Start of Data entries
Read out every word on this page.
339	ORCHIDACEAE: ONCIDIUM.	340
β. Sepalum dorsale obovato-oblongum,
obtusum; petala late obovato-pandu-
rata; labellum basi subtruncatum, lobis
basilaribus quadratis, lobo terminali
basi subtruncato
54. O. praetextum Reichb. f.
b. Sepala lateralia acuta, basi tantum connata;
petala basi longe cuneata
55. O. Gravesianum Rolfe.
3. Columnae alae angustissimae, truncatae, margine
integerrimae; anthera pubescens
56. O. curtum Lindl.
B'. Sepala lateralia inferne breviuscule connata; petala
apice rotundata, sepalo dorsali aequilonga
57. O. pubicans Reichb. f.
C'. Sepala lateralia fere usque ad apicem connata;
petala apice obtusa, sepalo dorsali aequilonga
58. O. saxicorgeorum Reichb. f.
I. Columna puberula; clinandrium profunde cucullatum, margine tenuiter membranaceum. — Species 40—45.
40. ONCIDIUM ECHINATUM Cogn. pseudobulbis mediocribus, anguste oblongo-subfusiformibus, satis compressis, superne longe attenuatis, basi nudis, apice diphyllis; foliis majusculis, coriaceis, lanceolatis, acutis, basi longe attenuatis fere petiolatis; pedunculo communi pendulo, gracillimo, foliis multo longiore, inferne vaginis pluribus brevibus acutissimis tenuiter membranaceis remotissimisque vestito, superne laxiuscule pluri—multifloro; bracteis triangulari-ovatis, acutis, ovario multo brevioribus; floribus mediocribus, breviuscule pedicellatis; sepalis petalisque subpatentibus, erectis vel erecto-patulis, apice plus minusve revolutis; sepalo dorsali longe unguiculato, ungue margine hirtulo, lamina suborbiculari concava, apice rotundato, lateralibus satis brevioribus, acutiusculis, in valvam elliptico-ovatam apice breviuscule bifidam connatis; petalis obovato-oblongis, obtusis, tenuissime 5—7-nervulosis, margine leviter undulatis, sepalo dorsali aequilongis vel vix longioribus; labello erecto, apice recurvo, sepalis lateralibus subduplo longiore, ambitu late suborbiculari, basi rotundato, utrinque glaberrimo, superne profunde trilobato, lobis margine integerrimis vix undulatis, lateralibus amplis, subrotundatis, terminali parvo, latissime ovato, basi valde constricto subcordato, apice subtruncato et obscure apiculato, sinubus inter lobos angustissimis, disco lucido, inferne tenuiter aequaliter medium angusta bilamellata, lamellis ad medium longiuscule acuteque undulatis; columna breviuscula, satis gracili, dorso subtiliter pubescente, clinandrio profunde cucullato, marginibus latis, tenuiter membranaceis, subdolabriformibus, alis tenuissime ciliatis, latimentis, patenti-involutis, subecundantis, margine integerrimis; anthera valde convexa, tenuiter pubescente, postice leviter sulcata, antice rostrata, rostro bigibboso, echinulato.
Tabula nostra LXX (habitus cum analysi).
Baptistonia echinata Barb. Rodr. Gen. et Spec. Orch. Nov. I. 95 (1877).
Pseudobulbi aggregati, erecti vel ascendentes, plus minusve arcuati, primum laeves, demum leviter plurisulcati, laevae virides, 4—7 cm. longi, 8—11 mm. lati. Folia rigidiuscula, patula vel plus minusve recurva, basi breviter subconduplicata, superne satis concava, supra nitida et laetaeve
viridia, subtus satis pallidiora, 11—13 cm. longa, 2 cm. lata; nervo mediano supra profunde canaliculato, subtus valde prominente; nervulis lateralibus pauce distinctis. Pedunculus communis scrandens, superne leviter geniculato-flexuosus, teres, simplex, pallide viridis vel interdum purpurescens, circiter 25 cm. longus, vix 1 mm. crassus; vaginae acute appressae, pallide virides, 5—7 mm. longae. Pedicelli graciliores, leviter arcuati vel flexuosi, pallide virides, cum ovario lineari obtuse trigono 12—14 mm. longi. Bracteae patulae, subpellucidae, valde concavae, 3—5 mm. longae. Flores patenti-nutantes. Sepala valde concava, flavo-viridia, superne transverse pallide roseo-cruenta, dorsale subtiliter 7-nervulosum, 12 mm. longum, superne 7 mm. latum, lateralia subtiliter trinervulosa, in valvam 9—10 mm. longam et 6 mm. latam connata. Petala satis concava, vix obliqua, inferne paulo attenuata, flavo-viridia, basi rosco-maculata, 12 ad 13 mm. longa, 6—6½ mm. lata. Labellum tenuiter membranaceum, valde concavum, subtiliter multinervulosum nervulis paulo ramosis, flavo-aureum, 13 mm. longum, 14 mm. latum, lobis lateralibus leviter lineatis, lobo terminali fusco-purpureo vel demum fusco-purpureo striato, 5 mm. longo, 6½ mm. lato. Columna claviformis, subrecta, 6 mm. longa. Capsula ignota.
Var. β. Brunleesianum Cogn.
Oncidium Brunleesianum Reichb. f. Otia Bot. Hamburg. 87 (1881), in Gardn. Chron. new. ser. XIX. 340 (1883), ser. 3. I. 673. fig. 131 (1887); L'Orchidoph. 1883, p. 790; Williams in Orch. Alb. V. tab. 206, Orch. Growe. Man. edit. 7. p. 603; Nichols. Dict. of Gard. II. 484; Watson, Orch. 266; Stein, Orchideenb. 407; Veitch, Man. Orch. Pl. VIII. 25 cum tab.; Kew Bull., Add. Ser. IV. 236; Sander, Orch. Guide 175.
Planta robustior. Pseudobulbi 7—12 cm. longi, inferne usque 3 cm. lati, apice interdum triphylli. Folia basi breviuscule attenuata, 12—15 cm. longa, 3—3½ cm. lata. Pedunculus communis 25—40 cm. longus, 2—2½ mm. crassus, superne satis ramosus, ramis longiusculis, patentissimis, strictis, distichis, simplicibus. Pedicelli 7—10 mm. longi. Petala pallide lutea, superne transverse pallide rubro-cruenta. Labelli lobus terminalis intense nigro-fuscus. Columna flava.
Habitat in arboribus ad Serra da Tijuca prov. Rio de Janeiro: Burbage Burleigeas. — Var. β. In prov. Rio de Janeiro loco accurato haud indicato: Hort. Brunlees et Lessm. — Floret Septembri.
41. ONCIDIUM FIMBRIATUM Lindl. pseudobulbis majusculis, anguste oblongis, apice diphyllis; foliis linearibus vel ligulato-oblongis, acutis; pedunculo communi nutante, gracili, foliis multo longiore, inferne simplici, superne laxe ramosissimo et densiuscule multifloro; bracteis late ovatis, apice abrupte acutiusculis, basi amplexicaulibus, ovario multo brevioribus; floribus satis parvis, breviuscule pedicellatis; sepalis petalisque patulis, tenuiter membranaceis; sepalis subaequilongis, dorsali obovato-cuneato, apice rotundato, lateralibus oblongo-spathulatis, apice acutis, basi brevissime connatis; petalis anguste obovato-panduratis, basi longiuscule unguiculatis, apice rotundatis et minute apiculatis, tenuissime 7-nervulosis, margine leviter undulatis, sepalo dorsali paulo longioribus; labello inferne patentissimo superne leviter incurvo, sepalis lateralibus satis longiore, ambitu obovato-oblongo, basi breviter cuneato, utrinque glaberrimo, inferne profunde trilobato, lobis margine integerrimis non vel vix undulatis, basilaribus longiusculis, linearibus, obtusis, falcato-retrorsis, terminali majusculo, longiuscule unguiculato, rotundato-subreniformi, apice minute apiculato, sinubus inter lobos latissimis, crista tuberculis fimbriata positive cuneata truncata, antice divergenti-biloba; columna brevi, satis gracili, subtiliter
End of Data entries
Start of Data entries
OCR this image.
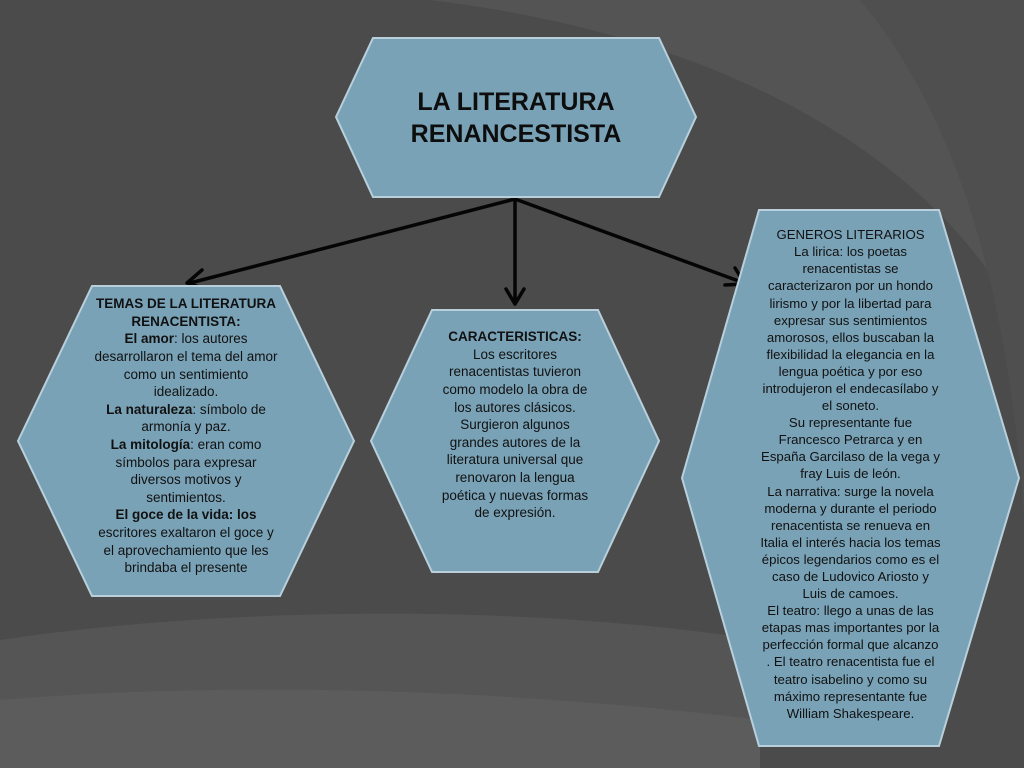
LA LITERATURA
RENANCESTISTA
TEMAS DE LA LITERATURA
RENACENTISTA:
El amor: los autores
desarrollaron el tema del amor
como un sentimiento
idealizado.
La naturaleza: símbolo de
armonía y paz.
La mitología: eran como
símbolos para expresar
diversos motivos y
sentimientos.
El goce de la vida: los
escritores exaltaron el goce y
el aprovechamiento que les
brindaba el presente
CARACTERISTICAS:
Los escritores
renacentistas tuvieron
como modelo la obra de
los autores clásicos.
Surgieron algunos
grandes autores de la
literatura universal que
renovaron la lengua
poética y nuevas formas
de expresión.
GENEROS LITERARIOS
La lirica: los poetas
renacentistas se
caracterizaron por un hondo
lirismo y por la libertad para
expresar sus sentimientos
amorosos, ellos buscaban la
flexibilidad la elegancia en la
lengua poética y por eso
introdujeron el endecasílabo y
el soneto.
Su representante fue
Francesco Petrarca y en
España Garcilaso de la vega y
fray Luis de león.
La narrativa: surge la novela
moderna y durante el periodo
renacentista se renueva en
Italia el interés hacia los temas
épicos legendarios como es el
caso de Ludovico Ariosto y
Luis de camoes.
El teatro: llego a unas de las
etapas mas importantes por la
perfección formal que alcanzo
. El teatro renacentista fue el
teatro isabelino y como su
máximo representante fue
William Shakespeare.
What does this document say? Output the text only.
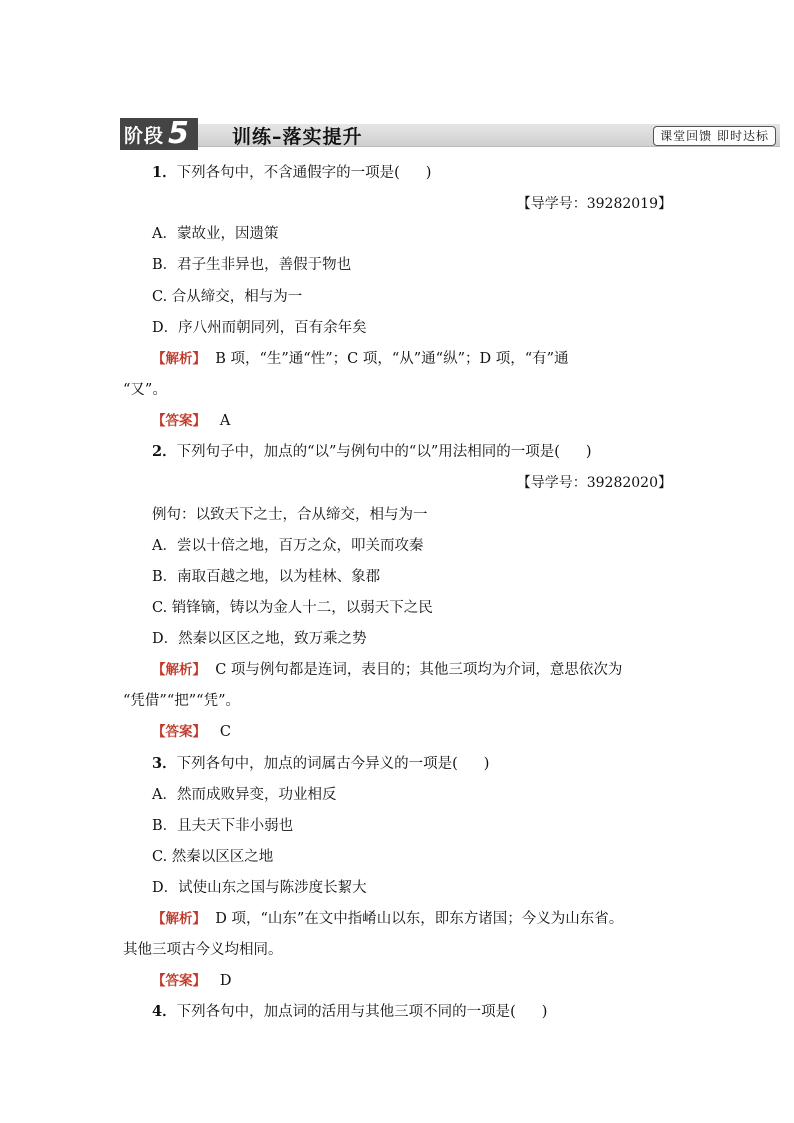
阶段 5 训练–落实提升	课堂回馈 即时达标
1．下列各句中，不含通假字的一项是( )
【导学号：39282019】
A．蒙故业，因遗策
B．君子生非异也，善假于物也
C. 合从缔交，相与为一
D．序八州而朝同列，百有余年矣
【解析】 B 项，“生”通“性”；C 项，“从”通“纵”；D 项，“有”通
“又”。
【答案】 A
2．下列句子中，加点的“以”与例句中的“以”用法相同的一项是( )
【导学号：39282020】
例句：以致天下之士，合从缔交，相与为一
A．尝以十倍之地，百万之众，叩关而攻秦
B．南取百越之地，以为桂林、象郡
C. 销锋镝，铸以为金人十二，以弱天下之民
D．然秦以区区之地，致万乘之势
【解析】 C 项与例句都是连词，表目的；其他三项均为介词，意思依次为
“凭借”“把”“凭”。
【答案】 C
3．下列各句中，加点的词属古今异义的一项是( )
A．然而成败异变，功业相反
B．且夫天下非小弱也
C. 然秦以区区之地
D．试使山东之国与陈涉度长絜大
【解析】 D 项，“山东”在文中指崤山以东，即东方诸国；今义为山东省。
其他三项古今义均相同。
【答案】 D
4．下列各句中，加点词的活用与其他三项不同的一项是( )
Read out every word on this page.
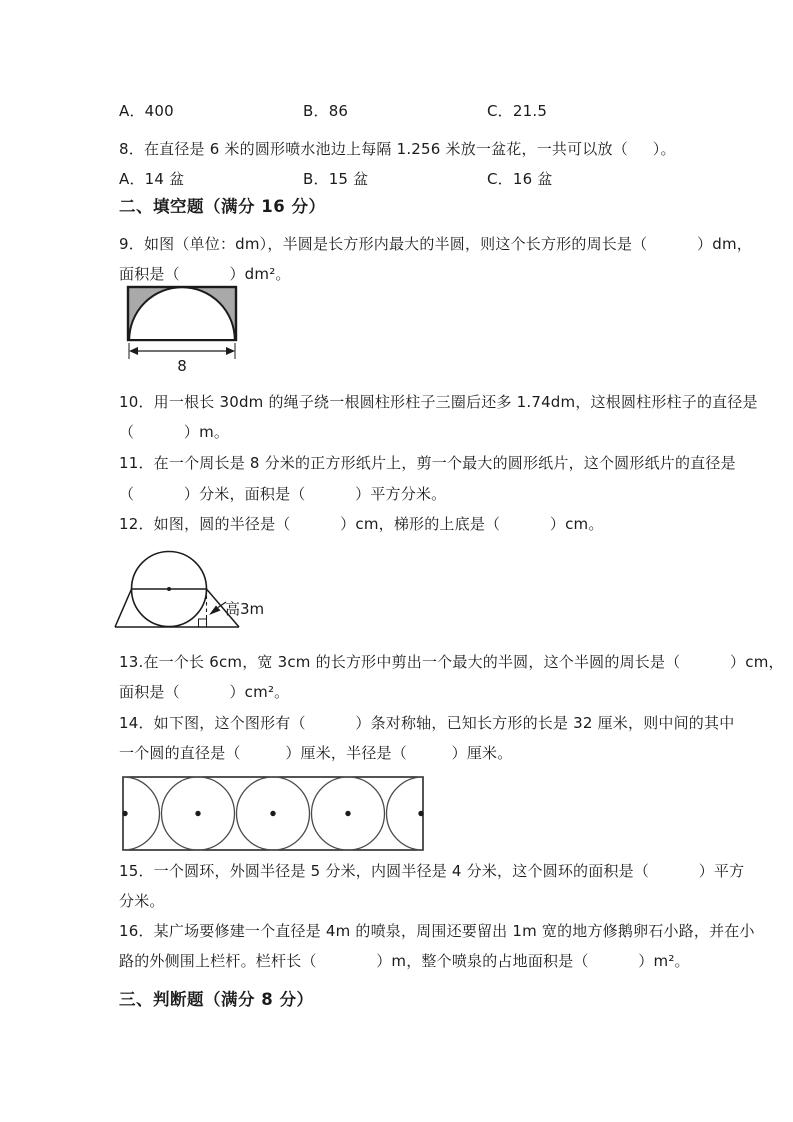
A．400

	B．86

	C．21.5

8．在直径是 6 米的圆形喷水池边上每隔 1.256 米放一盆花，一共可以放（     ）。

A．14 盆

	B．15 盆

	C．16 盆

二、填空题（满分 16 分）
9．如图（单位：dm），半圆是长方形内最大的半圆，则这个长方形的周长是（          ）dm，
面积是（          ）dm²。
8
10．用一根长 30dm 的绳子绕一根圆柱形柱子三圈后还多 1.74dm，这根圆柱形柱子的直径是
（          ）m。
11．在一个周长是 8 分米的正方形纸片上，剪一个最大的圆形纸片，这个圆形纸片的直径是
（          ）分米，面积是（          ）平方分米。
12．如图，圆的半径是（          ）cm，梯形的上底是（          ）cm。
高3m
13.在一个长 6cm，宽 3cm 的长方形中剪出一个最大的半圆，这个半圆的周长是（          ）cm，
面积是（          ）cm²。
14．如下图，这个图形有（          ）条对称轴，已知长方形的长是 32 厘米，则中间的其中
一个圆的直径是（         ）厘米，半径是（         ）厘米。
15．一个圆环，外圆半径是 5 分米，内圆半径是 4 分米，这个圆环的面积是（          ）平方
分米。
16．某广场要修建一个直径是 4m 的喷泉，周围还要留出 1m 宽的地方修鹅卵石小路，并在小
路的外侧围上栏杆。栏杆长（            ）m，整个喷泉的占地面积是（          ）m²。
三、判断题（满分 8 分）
End of Data entries
Start of Data entries
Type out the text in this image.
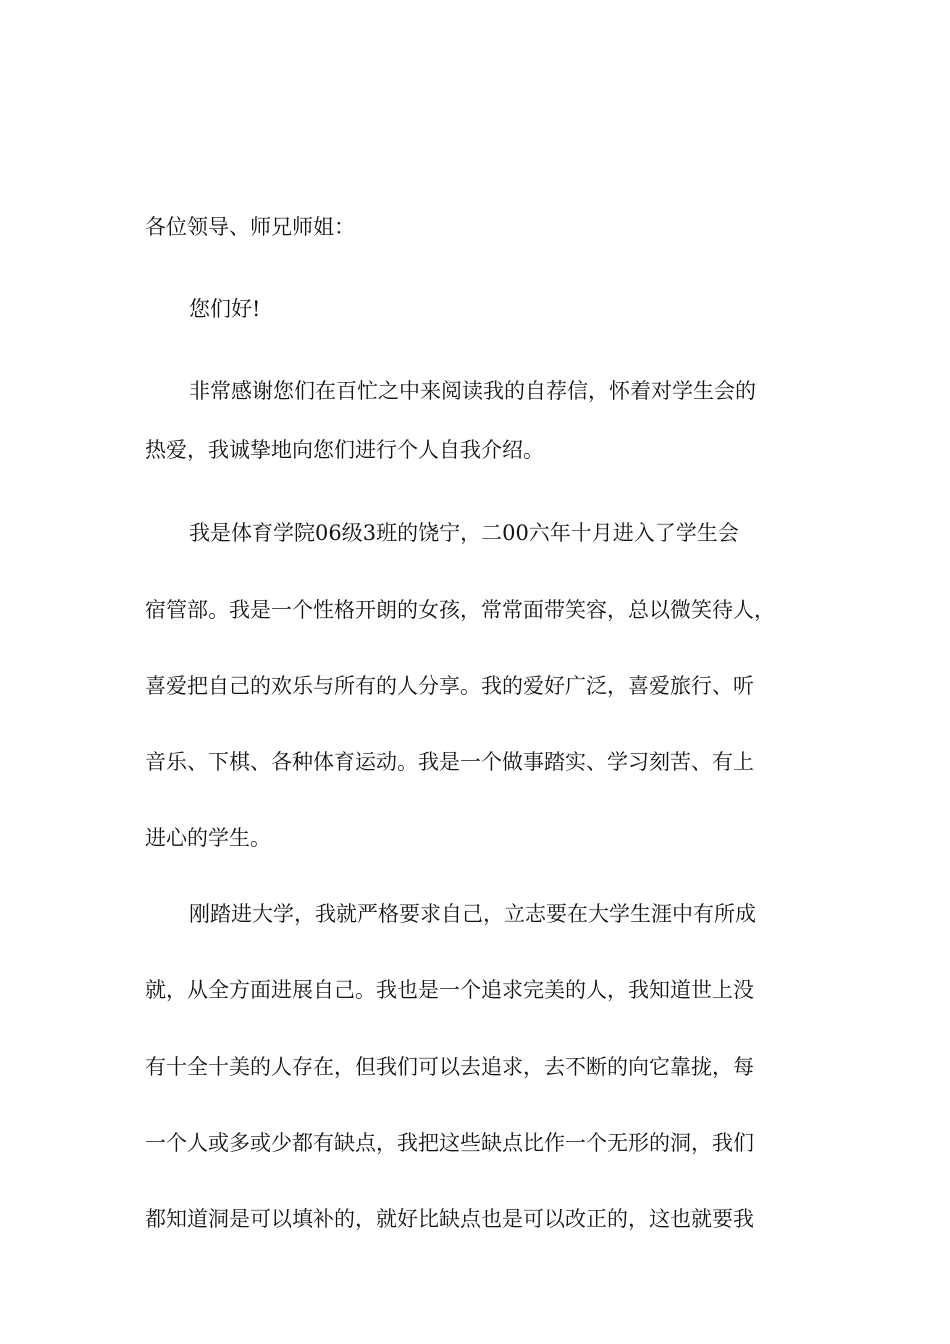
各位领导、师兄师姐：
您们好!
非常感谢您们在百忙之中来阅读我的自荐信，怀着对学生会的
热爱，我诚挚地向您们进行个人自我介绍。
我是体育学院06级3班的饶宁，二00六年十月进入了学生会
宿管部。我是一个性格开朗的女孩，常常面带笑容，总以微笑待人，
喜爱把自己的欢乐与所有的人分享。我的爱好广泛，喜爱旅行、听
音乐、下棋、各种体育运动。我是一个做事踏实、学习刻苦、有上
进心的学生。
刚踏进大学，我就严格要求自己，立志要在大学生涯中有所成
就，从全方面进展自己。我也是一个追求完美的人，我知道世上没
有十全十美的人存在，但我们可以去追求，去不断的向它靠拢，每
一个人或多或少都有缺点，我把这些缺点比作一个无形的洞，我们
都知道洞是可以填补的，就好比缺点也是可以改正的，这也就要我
End of Data entries
* The exercise: All lines in the data that contain the word "Reichb" should be copied.

* Exercise solution:
54. O. praetextum Reichb. f.
57. O. pubicans Reichb. f.
58. O. saxicorgeorum Reichb. f.
Oncidium Brunleesianum Reichb. f. Otia Bot. Hamburg. 87 (1881), in Gardn. Chron. new. ser. XIX. 340 (1883), ser. 3. I. 673. fig. 131 (1887); L'Orchidoph. 1883, p. 790; Williams in Orch. Alb. V. tab. 206, Orch. Growe. Man. edit. 7. p. 603; Nichols. Dict. of Gard. II. 484; Watson, Orch. 266; Stein, Orchideenb. 407; Veitch, Man. Orch. Pl. VIII. 25 cum tab.; Kew Bull., Add. Ser. IV. 236; Sander, Orch. Guide 175.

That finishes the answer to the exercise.